— START —

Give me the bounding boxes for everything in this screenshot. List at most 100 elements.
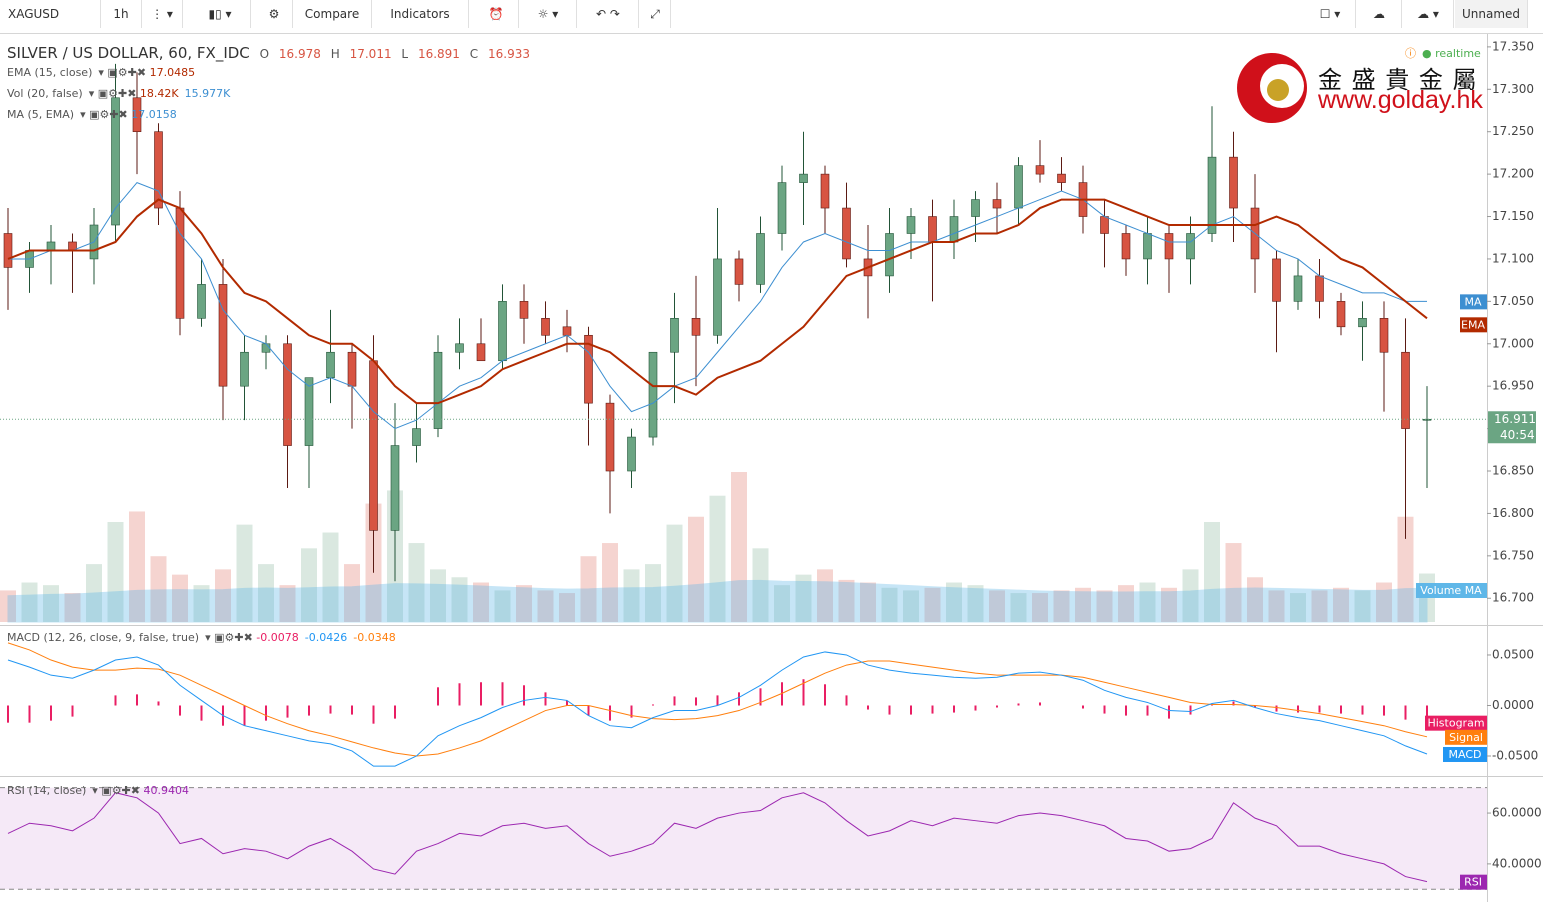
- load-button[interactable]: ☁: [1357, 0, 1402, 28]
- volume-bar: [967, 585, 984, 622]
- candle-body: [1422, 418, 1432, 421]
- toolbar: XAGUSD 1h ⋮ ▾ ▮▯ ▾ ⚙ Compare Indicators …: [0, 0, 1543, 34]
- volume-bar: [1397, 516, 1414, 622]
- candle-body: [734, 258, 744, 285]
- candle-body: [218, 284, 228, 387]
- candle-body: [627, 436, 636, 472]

— END —

Reproduce every one of the rows above, word for word, omitting the picture.

▸ Task solution
Give me the bounding boxes for everything in this screenshot. List at most 100 elements.
- load-button[interactable]: ☁: [1357, 0, 1402, 28]
- volume-bar: [967, 585, 984, 622]
- candle-body: [1422, 418, 1432, 421]
- toolbar: XAGUSD 1h ⋮ ▾ ▮▯ ▾ ⚙ Compare Indicators …: [0, 0, 1543, 34]
- volume-bar: [1397, 516, 1414, 622]
- candle-body: [734, 258, 744, 285]
- candle-body: [218, 284, 228, 387]
- candle-body: [627, 436, 636, 472]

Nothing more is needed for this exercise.